Requirements>
Extract the complete listing and output it unchanged.

## BEGIN Given records

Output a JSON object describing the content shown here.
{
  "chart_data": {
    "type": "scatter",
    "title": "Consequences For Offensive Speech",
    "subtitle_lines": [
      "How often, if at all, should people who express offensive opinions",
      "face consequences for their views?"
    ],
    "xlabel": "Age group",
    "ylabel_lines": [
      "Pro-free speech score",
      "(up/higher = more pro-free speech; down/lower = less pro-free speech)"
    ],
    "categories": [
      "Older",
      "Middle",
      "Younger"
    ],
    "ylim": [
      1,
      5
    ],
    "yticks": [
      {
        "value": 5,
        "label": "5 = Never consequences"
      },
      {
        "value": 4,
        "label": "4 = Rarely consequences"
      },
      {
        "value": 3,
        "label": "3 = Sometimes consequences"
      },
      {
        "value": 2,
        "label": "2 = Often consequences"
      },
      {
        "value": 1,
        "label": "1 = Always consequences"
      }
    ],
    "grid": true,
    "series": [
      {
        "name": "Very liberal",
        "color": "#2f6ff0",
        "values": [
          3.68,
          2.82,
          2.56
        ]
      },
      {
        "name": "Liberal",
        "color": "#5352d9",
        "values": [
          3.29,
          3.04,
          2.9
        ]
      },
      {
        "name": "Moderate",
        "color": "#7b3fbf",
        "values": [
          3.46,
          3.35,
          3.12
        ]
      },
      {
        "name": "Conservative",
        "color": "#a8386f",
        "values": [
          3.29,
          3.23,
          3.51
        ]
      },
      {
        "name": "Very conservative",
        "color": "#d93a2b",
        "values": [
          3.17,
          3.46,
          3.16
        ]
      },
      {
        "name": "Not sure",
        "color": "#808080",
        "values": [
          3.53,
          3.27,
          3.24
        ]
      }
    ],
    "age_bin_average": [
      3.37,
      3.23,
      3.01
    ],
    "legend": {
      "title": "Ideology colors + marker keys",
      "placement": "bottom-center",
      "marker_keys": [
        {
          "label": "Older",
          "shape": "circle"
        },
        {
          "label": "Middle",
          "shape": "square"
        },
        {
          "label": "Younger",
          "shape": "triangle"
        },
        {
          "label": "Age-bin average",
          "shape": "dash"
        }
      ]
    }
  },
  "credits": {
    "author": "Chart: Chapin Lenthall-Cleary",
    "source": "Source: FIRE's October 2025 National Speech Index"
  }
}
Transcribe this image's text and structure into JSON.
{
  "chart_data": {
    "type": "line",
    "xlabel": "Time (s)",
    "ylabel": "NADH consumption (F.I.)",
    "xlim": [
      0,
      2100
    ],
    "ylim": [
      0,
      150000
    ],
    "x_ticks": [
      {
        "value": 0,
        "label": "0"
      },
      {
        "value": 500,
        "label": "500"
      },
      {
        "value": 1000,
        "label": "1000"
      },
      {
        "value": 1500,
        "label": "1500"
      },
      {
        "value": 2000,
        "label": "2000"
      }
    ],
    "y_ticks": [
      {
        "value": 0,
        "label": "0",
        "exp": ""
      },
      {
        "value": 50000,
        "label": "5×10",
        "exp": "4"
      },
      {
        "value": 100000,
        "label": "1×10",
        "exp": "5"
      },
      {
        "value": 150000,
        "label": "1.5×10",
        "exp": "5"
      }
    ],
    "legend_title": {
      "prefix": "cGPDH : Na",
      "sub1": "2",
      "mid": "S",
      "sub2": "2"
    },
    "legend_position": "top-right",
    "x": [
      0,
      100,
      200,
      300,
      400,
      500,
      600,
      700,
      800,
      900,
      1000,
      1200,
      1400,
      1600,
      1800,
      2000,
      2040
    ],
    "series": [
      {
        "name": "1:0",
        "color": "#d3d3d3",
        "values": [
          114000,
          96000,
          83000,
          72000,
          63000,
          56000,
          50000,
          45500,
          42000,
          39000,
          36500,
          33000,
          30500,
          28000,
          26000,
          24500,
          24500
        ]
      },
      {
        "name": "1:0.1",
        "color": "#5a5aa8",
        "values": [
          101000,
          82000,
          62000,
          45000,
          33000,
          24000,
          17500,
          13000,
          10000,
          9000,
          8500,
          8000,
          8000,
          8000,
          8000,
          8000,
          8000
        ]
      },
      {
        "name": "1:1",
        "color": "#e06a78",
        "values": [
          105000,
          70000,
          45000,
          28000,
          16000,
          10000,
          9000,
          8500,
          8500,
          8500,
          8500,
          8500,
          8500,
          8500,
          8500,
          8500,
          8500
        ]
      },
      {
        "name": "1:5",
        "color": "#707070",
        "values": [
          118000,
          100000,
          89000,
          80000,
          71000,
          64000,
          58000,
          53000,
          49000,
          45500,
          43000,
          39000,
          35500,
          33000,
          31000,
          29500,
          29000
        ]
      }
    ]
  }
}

## END Given records

Output for this exercise>
Output a JSON object describing the content shown here.
{
  "chart_data": {
    "type": "scatter",
    "title": "Consequences For Offensive Speech",
    "subtitle_lines": [
      "How often, if at all, should people who express offensive opinions",
      "face consequences for their views?"
    ],
    "xlabel": "Age group",
    "ylabel_lines": [
      "Pro-free speech score",
      "(up/higher = more pro-free speech; down/lower = less pro-free speech)"
    ],
    "categories": [
      "Older",
      "Middle",
      "Younger"
    ],
    "ylim": [
      1,
      5
    ],
    "yticks": [
      {
        "value": 5,
        "label": "5 = Never consequences"
      },
      {
        "value": 4,
        "label": "4 = Rarely consequences"
      },
      {
        "value": 3,
        "label": "3 = Sometimes consequences"
      },
      {
        "value": 2,
        "label": "2 = Often consequences"
      },
      {
        "value": 1,
        "label": "1 = Always consequences"
      }
    ],
    "grid": true,
    "series": [
      {
        "name": "Very liberal",
        "color": "#2f6ff0",
        "values": [
          3.68,
          2.82,
          2.56
        ]
      },
      {
        "name": "Liberal",
        "color": "#5352d9",
        "values": [
          3.29,
          3.04,
          2.9
        ]
      },
      {
        "name": "Moderate",
        "color": "#7b3fbf",
        "values": [
          3.46,
          3.35,
          3.12
        ]
      },
      {
        "name": "Conservative",
        "color": "#a8386f",
        "values": [
          3.29,
          3.23,
          3.51
        ]
      },
      {
        "name": "Very conservative",
        "color": "#d93a2b",
        "values": [
          3.17,
          3.46,
          3.16
        ]
      },
      {
        "name": "Not sure",
        "color": "#808080",
        "values": [
          3.53,
          3.27,
          3.24
        ]
      }
    ],
    "age_bin_average": [
      3.37,
      3.23,
      3.01
    ],
    "legend": {
      "title": "Ideology colors + marker keys",
      "placement": "bottom-center",
      "marker_keys": [
        {
          "label": "Older",
          "shape": "circle"
        },
        {
          "label": "Middle",
          "shape": "square"
        },
        {
          "label": "Younger",
          "shape": "triangle"
        },
        {
          "label": "Age-bin average",
          "shape": "dash"
        }
      ]
    }
  },
  "credits": {
    "author": "Chart: Chapin Lenthall-Cleary",
    "source": "Source: FIRE's October 2025 National Speech Index"
  }
}
Transcribe this image's text and structure into JSON.
{
  "chart_data": {
    "type": "line",
    "xlabel": "Time (s)",
    "ylabel": "NADH consumption (F.I.)",
    "xlim": [
      0,
      2100
    ],
    "ylim": [
      0,
      150000
    ],
    "x_ticks": [
      {
        "value": 0,
        "label": "0"
      },
      {
        "value": 500,
        "label": "500"
      },
      {
        "value": 1000,
        "label": "1000"
      },
      {
        "value": 1500,
        "label": "1500"
      },
      {
        "value": 2000,
        "label": "2000"
      }
    ],
    "y_ticks": [
      {
        "value": 0,
        "label": "0",
        "exp": ""
      },
      {
        "value": 50000,
        "label": "5×10",
        "exp": "4"
      },
      {
        "value": 100000,
        "label": "1×10",
        "exp": "5"
      },
      {
        "value": 150000,
        "label": "1.5×10",
        "exp": "5"
      }
    ],
    "legend_title": {
      "prefix": "cGPDH : Na",
      "sub1": "2",
      "mid": "S",
      "sub2": "2"
    },
    "legend_position": "top-right",
    "x": [
      0,
      100,
      200,
      300,
      400,
      500,
      600,
      700,
      800,
      900,
      1000,
      1200,
      1400,
      1600,
      1800,
      2000,
      2040
    ],
    "series": [
      {
        "name": "1:0",
        "color": "#d3d3d3",
        "values": [
          114000,
          96000,
          83000,
          72000,
          63000,
          56000,
          50000,
          45500,
          42000,
          39000,
          36500,
          33000,
          30500,
          28000,
          26000,
          24500,
          24500
        ]
      },
      {
        "name": "1:0.1",
        "color": "#5a5aa8",
        "values": [
          101000,
          82000,
          62000,
          45000,
          33000,
          24000,
          17500,
          13000,
          10000,
          9000,
          8500,
          8000,
          8000,
          8000,
          8000,
          8000,
          8000
        ]
      },
      {
        "name": "1:1",
        "color": "#e06a78",
        "values": [
          105000,
          70000,
          45000,
          28000,
          16000,
          10000,
          9000,
          8500,
          8500,
          8500,
          8500,
          8500,
          8500,
          8500,
          8500,
          8500,
          8500
        ]
      },
      {
        "name": "1:5",
        "color": "#707070",
        "values": [
          118000,
          100000,
          89000,
          80000,
          71000,
          64000,
          58000,
          53000,
          49000,
          45500,
          43000,
          39000,
          35500,
          33000,
          31000,
          29500,
          29000
        ]
      }
    ]
  }
}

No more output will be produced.